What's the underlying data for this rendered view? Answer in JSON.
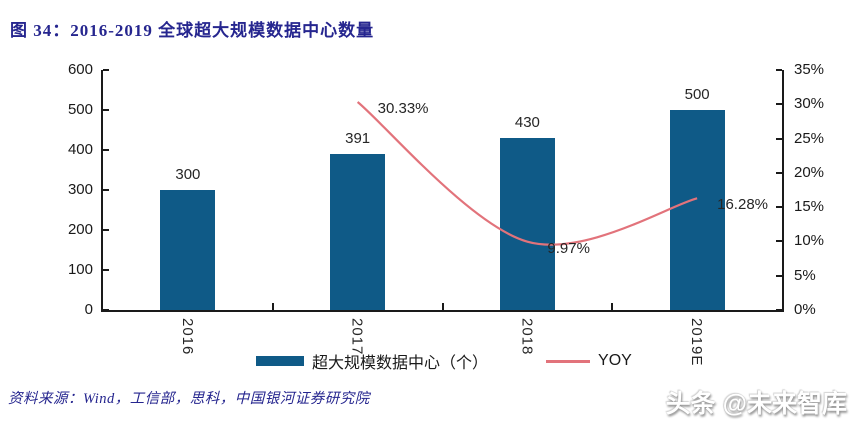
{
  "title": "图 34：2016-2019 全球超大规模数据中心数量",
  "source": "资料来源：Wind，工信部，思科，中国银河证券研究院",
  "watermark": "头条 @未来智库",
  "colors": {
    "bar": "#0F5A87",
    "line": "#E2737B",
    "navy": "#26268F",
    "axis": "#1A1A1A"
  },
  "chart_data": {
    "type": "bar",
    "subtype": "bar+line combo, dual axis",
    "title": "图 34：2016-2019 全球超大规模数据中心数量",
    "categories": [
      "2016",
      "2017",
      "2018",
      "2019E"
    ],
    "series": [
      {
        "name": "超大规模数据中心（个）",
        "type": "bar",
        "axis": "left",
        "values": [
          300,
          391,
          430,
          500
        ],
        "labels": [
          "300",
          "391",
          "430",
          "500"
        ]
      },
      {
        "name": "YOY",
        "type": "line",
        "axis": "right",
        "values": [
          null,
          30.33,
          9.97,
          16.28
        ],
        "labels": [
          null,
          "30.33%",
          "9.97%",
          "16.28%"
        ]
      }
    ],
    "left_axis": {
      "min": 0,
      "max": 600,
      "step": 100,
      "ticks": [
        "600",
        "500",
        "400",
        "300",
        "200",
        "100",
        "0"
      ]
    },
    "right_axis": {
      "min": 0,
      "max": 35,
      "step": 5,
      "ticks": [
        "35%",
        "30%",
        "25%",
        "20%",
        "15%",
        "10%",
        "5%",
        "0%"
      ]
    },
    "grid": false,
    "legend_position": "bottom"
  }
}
━━━━━━━━━━━━━━━━━━━━━━━━━━━━━━
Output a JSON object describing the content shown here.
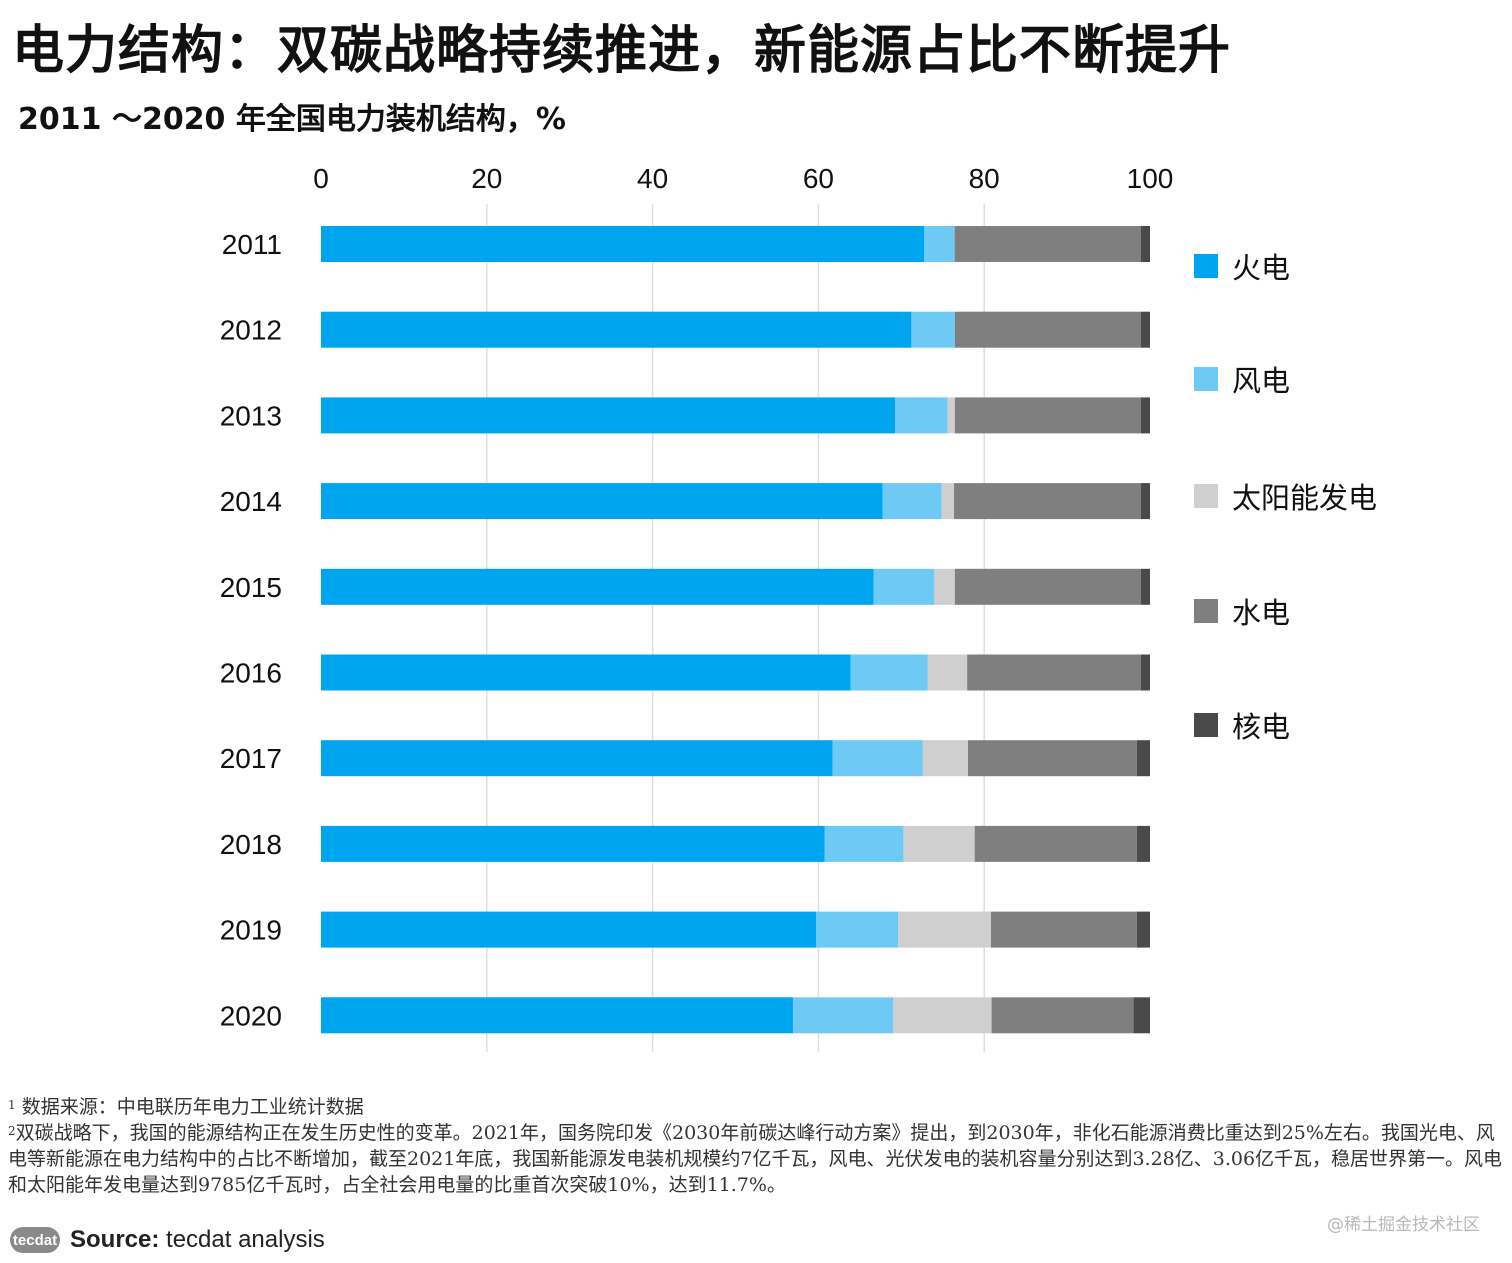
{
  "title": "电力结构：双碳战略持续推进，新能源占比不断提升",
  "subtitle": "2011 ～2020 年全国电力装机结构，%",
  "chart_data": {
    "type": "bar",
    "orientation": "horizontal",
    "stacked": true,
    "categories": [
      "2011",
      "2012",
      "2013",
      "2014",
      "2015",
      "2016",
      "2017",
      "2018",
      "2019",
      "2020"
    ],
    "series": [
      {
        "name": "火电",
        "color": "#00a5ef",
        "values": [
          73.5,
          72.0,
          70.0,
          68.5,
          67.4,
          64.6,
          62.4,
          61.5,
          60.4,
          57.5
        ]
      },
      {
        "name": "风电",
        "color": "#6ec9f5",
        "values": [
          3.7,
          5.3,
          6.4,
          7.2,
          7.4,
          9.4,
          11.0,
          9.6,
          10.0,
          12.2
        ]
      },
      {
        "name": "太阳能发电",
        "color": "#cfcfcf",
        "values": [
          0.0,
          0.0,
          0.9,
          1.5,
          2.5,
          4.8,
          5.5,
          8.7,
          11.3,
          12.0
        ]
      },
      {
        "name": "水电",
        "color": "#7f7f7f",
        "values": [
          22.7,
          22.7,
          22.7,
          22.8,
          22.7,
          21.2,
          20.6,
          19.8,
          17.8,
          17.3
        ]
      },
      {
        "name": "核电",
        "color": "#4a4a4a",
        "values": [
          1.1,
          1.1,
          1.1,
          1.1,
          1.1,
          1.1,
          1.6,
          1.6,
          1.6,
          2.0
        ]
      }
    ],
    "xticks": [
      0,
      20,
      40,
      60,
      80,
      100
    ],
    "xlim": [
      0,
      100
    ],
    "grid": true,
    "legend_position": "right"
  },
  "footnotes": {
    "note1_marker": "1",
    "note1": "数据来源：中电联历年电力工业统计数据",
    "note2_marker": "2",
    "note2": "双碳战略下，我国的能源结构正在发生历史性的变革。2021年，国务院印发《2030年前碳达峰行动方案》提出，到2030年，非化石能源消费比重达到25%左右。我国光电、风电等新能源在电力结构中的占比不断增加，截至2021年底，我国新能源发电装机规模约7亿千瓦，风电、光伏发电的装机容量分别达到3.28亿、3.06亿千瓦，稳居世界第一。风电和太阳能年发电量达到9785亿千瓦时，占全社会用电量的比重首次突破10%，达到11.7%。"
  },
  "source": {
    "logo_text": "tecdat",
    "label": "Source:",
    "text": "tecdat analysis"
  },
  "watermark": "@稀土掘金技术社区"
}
━━━━━━━━━━━━━━━━━━━━━━━━━━━━━━
=== TASK STATEMENT ===
In the records above, locate the lines holding the word "name". Copy each of them.

=== TASK SOLUTION ===
        "name": "超大规模数据中心（个）",
        "name": "YOY",
        "name": "火电",
        "name": "风电",
        "name": "太阳能发电",
        "name": "水电",
        "name": "核电",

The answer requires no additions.